## What is needed
Scan the data for "điều" and copy the lines it appears in.

## Source records
start

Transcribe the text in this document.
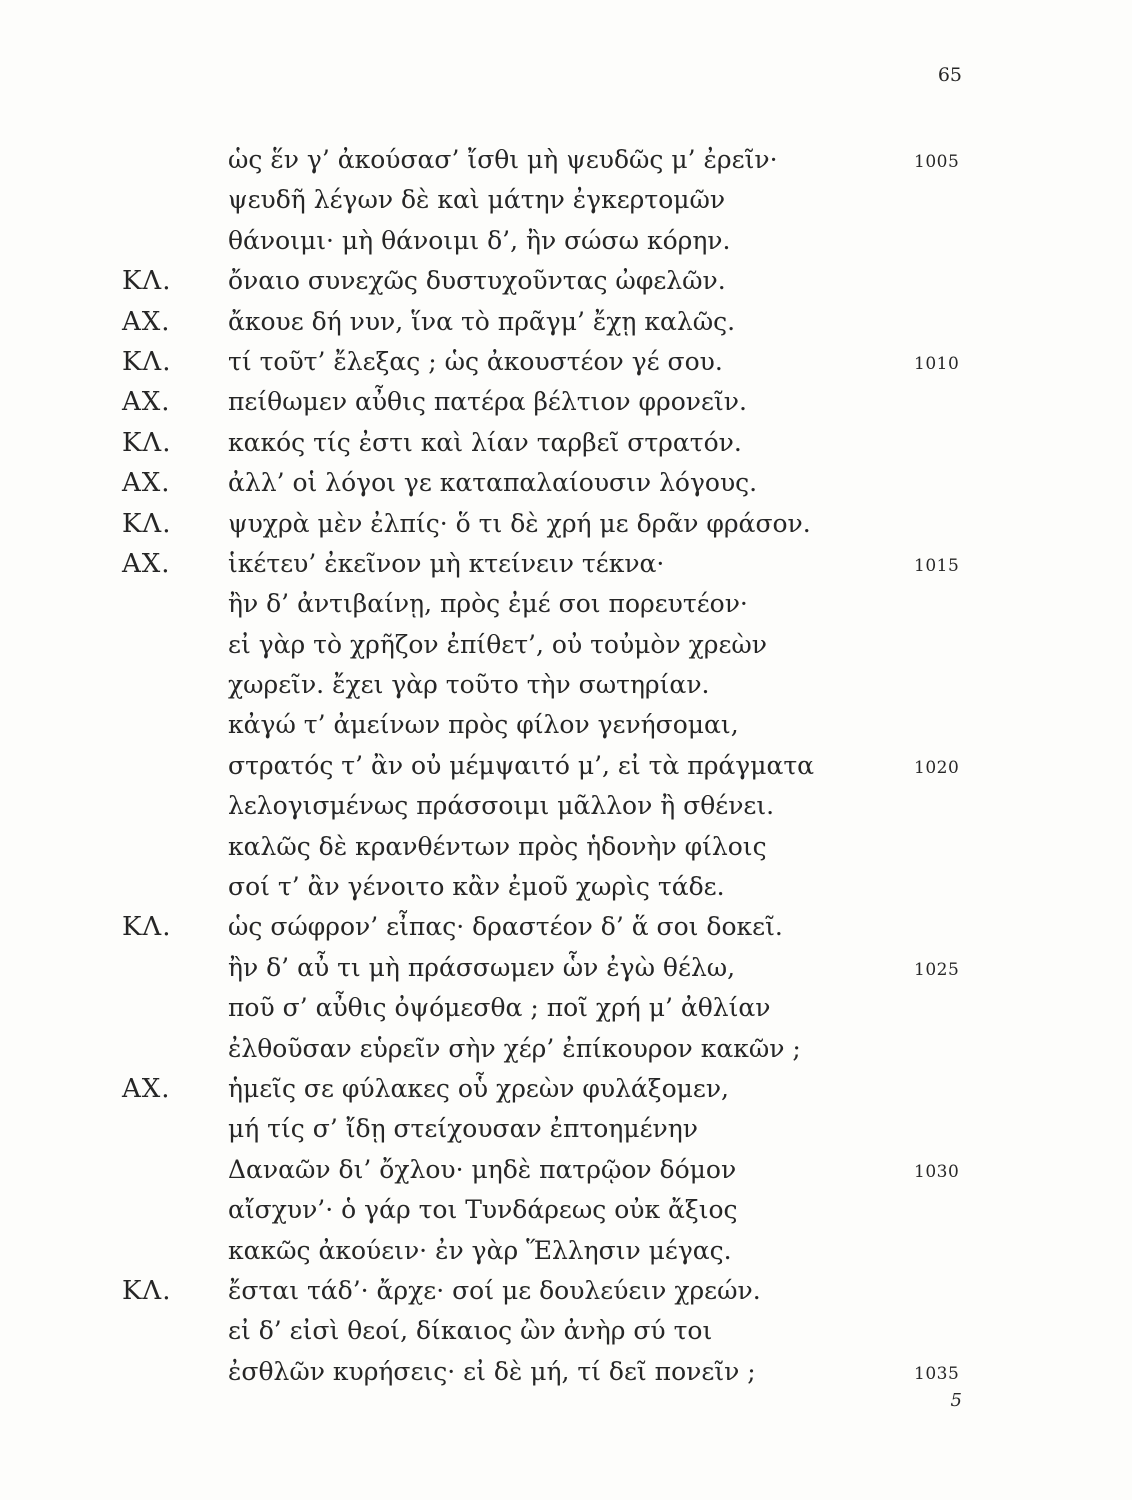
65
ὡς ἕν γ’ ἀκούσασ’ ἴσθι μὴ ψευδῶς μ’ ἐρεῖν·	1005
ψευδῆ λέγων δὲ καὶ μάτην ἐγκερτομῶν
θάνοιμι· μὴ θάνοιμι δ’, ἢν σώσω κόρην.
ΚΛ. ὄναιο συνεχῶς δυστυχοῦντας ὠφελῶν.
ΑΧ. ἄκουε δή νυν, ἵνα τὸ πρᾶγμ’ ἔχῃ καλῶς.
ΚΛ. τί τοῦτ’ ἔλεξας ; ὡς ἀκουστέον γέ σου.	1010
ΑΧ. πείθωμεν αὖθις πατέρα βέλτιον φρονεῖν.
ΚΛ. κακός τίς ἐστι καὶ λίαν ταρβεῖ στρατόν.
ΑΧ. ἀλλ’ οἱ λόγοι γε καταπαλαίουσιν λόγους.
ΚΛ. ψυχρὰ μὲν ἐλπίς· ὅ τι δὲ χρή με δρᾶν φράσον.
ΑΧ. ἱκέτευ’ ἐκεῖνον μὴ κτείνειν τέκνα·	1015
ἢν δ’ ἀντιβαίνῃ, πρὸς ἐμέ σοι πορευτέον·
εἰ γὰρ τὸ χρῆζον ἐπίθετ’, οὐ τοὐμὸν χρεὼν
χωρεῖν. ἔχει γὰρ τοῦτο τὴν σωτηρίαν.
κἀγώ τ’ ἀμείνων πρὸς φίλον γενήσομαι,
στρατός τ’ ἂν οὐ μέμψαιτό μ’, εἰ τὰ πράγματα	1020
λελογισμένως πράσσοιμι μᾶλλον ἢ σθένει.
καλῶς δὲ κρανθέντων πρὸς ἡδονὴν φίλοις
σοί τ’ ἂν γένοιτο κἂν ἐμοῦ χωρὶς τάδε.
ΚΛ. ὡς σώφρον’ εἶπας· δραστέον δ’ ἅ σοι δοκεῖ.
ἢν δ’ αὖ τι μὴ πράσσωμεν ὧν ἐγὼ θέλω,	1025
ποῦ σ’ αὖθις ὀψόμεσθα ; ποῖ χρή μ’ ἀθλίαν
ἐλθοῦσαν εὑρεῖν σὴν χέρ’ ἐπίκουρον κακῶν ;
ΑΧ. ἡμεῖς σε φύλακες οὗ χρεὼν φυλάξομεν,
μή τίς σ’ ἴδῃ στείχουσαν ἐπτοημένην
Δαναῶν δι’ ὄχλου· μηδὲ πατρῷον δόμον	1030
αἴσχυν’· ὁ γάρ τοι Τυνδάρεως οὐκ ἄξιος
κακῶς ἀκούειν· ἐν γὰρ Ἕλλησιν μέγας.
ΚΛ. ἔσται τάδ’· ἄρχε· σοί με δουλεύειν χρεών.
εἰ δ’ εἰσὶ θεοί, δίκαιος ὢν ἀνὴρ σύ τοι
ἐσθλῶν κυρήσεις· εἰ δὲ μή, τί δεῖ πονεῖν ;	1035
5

end
start

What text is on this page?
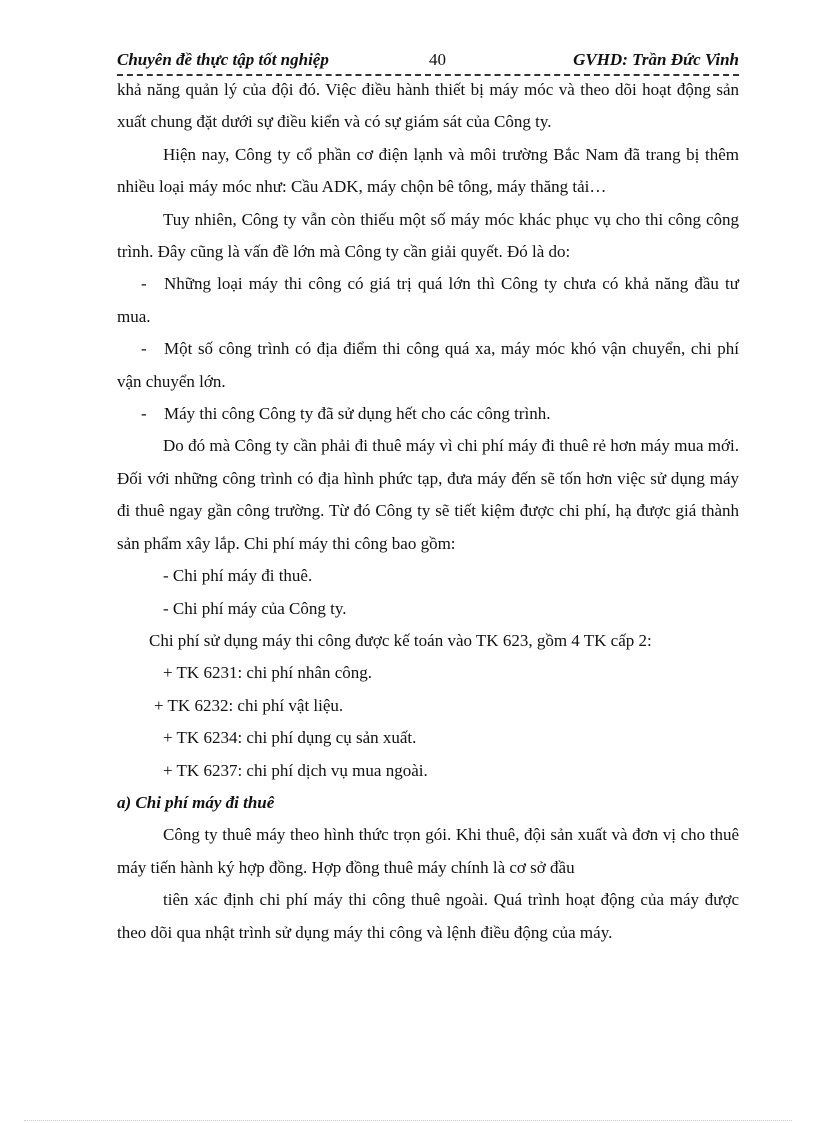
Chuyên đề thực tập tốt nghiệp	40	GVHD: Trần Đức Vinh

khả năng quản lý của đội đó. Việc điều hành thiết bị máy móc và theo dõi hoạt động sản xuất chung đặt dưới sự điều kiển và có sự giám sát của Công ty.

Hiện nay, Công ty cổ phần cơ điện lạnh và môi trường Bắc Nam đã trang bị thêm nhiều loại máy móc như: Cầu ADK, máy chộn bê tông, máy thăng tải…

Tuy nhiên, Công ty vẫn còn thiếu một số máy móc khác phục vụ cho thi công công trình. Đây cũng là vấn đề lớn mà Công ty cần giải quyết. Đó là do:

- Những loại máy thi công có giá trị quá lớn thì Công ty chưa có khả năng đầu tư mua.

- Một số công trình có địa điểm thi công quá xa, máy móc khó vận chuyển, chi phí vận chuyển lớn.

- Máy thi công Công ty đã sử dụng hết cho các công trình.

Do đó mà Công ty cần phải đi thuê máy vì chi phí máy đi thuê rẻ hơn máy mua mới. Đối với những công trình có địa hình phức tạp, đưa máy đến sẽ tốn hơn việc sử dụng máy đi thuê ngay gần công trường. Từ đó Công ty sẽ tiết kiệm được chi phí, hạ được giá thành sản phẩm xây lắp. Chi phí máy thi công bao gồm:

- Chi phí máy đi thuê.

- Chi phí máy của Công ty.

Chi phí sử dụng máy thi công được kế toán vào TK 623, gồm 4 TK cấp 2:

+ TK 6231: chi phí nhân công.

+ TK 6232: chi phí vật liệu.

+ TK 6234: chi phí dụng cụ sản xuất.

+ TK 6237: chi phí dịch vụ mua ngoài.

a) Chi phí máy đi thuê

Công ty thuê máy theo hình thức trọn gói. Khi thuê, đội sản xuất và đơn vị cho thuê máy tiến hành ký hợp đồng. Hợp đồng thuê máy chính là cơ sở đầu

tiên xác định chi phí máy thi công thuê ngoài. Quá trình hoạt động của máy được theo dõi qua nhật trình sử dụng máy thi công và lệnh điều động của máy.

end

## Answer to the task
khả năng quản lý của đội đó. Việc điều hành thiết bị máy móc và theo dõi hoạt động sản xuất chung đặt dưới sự điều kiển và có sự giám sát của Công ty.
tiên xác định chi phí máy thi công thuê ngoài. Quá trình hoạt động của máy được theo dõi qua nhật trình sử dụng máy thi công và lệnh điều động của máy.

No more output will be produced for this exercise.